<<<<
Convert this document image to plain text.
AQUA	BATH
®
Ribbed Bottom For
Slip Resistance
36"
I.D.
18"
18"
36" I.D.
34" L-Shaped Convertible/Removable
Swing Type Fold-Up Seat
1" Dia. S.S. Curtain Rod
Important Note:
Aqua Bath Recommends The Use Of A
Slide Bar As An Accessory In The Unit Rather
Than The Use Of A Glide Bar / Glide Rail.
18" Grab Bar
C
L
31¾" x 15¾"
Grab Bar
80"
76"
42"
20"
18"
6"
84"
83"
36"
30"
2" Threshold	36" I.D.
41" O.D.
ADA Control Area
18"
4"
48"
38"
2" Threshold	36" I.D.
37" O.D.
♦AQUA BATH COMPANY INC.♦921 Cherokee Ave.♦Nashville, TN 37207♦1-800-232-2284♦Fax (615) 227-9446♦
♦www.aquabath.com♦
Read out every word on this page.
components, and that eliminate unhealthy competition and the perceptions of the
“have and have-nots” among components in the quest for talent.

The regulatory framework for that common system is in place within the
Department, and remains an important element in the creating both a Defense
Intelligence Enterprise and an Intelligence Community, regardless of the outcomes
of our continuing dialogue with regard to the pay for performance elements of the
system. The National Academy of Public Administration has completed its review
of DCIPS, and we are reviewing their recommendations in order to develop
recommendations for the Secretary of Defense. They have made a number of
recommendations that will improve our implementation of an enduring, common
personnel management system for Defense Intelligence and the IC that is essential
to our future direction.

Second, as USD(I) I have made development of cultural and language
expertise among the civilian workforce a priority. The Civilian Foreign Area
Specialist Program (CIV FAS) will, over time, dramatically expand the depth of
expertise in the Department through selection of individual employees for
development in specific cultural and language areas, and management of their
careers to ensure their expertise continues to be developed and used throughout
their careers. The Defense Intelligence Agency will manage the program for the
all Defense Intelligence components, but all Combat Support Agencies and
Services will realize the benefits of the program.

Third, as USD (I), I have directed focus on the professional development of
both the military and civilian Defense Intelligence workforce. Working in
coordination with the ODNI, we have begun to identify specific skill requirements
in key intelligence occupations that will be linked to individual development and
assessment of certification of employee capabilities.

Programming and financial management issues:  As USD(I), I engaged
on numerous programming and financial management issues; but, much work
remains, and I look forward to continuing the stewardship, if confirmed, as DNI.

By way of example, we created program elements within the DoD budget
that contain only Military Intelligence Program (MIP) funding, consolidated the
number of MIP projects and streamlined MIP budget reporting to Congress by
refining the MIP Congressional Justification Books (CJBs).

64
>>>>
▶ [PROBLEM DETAILS]: Copy each line from the records above that includes the string "common".

▶ [EXPECTED OUTPUT]:
The regulatory framework for that common system is in place within the
recommendations that will improve our implementation of an enduring, common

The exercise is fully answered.